Please output the lines shown below exactly as they appear.

(Stored data entries)

_____

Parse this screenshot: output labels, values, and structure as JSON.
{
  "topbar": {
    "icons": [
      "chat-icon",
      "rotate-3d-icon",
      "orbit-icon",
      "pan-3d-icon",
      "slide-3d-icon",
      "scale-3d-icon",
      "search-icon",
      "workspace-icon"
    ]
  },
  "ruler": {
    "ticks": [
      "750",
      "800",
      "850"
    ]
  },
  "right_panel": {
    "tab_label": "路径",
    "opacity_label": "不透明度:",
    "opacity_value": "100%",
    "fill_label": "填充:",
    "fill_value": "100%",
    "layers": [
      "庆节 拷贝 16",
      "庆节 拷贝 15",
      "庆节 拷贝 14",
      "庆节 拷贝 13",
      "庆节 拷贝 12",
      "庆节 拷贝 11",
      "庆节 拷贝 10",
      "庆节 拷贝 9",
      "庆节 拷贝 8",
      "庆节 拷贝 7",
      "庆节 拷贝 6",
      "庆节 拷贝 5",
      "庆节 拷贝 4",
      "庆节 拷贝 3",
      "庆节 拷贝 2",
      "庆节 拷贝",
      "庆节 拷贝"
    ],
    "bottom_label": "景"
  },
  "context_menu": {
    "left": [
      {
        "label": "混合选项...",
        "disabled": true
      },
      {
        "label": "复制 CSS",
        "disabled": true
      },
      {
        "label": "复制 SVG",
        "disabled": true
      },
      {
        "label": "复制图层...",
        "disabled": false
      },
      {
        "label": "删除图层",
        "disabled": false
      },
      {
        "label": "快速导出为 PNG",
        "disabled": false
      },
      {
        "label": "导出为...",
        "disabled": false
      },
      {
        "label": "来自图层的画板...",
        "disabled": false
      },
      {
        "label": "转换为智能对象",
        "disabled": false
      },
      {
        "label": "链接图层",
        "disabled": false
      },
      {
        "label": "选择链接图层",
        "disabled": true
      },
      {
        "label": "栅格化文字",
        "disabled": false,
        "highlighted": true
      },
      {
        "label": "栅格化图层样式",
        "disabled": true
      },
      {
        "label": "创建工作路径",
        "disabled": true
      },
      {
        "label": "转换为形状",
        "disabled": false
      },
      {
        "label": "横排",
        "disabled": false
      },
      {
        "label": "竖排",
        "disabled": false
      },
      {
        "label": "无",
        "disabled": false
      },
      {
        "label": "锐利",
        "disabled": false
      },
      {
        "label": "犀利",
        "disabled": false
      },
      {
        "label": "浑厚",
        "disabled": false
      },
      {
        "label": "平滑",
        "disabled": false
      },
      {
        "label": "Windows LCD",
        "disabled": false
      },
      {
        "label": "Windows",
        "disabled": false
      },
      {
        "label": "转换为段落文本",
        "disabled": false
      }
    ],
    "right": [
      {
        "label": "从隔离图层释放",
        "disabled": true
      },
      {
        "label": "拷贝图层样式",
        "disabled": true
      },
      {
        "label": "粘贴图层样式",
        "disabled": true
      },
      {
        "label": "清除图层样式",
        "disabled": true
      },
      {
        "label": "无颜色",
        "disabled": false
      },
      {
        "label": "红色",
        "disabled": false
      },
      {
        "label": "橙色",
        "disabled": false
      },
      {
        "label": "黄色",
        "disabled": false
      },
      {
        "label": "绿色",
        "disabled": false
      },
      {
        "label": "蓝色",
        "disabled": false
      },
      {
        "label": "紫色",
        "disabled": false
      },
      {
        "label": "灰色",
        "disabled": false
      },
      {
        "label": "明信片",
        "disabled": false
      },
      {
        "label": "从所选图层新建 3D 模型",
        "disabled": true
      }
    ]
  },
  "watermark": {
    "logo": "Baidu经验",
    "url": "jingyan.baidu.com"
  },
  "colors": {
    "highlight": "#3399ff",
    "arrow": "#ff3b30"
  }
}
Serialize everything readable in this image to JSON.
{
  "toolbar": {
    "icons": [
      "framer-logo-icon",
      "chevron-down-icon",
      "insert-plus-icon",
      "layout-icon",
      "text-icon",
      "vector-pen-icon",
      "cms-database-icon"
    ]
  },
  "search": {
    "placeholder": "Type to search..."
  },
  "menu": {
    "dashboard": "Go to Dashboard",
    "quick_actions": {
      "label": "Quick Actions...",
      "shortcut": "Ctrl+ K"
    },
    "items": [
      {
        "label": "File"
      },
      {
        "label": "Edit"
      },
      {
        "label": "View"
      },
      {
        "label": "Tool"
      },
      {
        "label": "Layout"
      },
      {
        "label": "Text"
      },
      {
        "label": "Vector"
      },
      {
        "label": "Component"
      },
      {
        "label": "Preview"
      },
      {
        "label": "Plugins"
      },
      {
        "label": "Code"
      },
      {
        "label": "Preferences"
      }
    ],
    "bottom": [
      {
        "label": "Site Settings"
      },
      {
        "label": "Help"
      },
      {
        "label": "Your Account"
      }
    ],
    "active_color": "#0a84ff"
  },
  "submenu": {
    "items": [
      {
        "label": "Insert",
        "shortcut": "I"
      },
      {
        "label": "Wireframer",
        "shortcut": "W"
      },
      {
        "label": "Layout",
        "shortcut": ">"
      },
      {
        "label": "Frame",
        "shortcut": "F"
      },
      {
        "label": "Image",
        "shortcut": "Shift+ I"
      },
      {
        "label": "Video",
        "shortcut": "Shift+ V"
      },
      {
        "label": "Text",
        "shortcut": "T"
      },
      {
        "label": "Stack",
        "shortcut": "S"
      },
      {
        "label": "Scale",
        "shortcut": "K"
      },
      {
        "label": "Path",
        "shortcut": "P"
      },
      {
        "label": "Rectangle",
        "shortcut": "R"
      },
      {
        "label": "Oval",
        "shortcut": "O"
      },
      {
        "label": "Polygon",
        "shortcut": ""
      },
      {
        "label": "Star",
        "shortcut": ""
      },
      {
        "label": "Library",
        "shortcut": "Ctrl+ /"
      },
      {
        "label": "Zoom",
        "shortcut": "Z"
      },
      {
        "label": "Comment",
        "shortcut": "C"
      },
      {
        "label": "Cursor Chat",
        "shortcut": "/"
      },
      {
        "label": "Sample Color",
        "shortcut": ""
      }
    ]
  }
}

_____

**Result of the task:**
Parse this screenshot: output labels, values, and structure as JSON.
{
  "topbar": {
    "icons": [
      "chat-icon",
      "rotate-3d-icon",
      "orbit-icon",
      "pan-3d-icon",
      "slide-3d-icon",
      "scale-3d-icon",
      "search-icon",
      "workspace-icon"
    ]
  },
  "ruler": {
    "ticks": [
      "750",
      "800",
      "850"
    ]
  },
  "right_panel": {
    "tab_label": "路径",
    "opacity_label": "不透明度:",
    "opacity_value": "100%",
    "fill_label": "填充:",
    "fill_value": "100%",
    "layers": [
      "庆节 拷贝 16",
      "庆节 拷贝 15",
      "庆节 拷贝 14",
      "庆节 拷贝 13",
      "庆节 拷贝 12",
      "庆节 拷贝 11",
      "庆节 拷贝 10",
      "庆节 拷贝 9",
      "庆节 拷贝 8",
      "庆节 拷贝 7",
      "庆节 拷贝 6",
      "庆节 拷贝 5",
      "庆节 拷贝 4",
      "庆节 拷贝 3",
      "庆节 拷贝 2",
      "庆节 拷贝",
      "庆节 拷贝"
    ],
    "bottom_label": "景"
  },
  "context_menu": {
    "left": [
      {
        "label": "混合选项...",
        "disabled": true
      },
      {
        "label": "复制 CSS",
        "disabled": true
      },
      {
        "label": "复制 SVG",
        "disabled": true
      },
      {
        "label": "复制图层...",
        "disabled": false
      },
      {
        "label": "删除图层",
        "disabled": false
      },
      {
        "label": "快速导出为 PNG",
        "disabled": false
      },
      {
        "label": "导出为...",
        "disabled": false
      },
      {
        "label": "来自图层的画板...",
        "disabled": false
      },
      {
        "label": "转换为智能对象",
        "disabled": false
      },
      {
        "label": "链接图层",
        "disabled": false
      },
      {
        "label": "选择链接图层",
        "disabled": true
      },
      {
        "label": "栅格化文字",
        "disabled": false,
        "highlighted": true
      },
      {
        "label": "栅格化图层样式",
        "disabled": true
      },
      {
        "label": "创建工作路径",
        "disabled": true
      },
      {
        "label": "转换为形状",
        "disabled": false
      },
      {
        "label": "横排",
        "disabled": false
      },
      {
        "label": "竖排",
        "disabled": false
      },
      {
        "label": "无",
        "disabled": false
      },
      {
        "label": "锐利",
        "disabled": false
      },
      {
        "label": "犀利",
        "disabled": false
      },
      {
        "label": "浑厚",
        "disabled": false
      },
      {
        "label": "平滑",
        "disabled": false
      },
      {
        "label": "Windows LCD",
        "disabled": false
      },
      {
        "label": "Windows",
        "disabled": false
      },
      {
        "label": "转换为段落文本",
        "disabled": false
      }
    ],
    "right": [
      {
        "label": "从隔离图层释放",
        "disabled": true
      },
      {
        "label": "拷贝图层样式",
        "disabled": true
      },
      {
        "label": "粘贴图层样式",
        "disabled": true
      },
      {
        "label": "清除图层样式",
        "disabled": true
      },
      {
        "label": "无颜色",
        "disabled": false
      },
      {
        "label": "红色",
        "disabled": false
      },
      {
        "label": "橙色",
        "disabled": false
      },
      {
        "label": "黄色",
        "disabled": false
      },
      {
        "label": "绿色",
        "disabled": false
      },
      {
        "label": "蓝色",
        "disabled": false
      },
      {
        "label": "紫色",
        "disabled": false
      },
      {
        "label": "灰色",
        "disabled": false
      },
      {
        "label": "明信片",
        "disabled": false
      },
      {
        "label": "从所选图层新建 3D 模型",
        "disabled": true
      }
    ]
  },
  "watermark": {
    "logo": "Baidu经验",
    "url": "jingyan.baidu.com"
  },
  "colors": {
    "highlight": "#3399ff",
    "arrow": "#ff3b30"
  }
}
Serialize everything readable in this image to JSON.
{
  "toolbar": {
    "icons": [
      "framer-logo-icon",
      "chevron-down-icon",
      "insert-plus-icon",
      "layout-icon",
      "text-icon",
      "vector-pen-icon",
      "cms-database-icon"
    ]
  },
  "search": {
    "placeholder": "Type to search..."
  },
  "menu": {
    "dashboard": "Go to Dashboard",
    "quick_actions": {
      "label": "Quick Actions...",
      "shortcut": "Ctrl+ K"
    },
    "items": [
      {
        "label": "File"
      },
      {
        "label": "Edit"
      },
      {
        "label": "View"
      },
      {
        "label": "Tool"
      },
      {
        "label": "Layout"
      },
      {
        "label": "Text"
      },
      {
        "label": "Vector"
      },
      {
        "label": "Component"
      },
      {
        "label": "Preview"
      },
      {
        "label": "Plugins"
      },
      {
        "label": "Code"
      },
      {
        "label": "Preferences"
      }
    ],
    "bottom": [
      {
        "label": "Site Settings"
      },
      {
        "label": "Help"
      },
      {
        "label": "Your Account"
      }
    ],
    "active_color": "#0a84ff"
  },
  "submenu": {
    "items": [
      {
        "label": "Insert",
        "shortcut": "I"
      },
      {
        "label": "Wireframer",
        "shortcut": "W"
      },
      {
        "label": "Layout",
        "shortcut": ">"
      },
      {
        "label": "Frame",
        "shortcut": "F"
      },
      {
        "label": "Image",
        "shortcut": "Shift+ I"
      },
      {
        "label": "Video",
        "shortcut": "Shift+ V"
      },
      {
        "label": "Text",
        "shortcut": "T"
      },
      {
        "label": "Stack",
        "shortcut": "S"
      },
      {
        "label": "Scale",
        "shortcut": "K"
      },
      {
        "label": "Path",
        "shortcut": "P"
      },
      {
        "label": "Rectangle",
        "shortcut": "R"
      },
      {
        "label": "Oval",
        "shortcut": "O"
      },
      {
        "label": "Polygon",
        "shortcut": ""
      },
      {
        "label": "Star",
        "shortcut": ""
      },
      {
        "label": "Library",
        "shortcut": "Ctrl+ /"
      },
      {
        "label": "Zoom",
        "shortcut": "Z"
      },
      {
        "label": "Comment",
        "shortcut": "C"
      },
      {
        "label": "Cursor Chat",
        "shortcut": "/"
      },
      {
        "label": "Sample Color",
        "shortcut": ""
      }
    ]
  }
}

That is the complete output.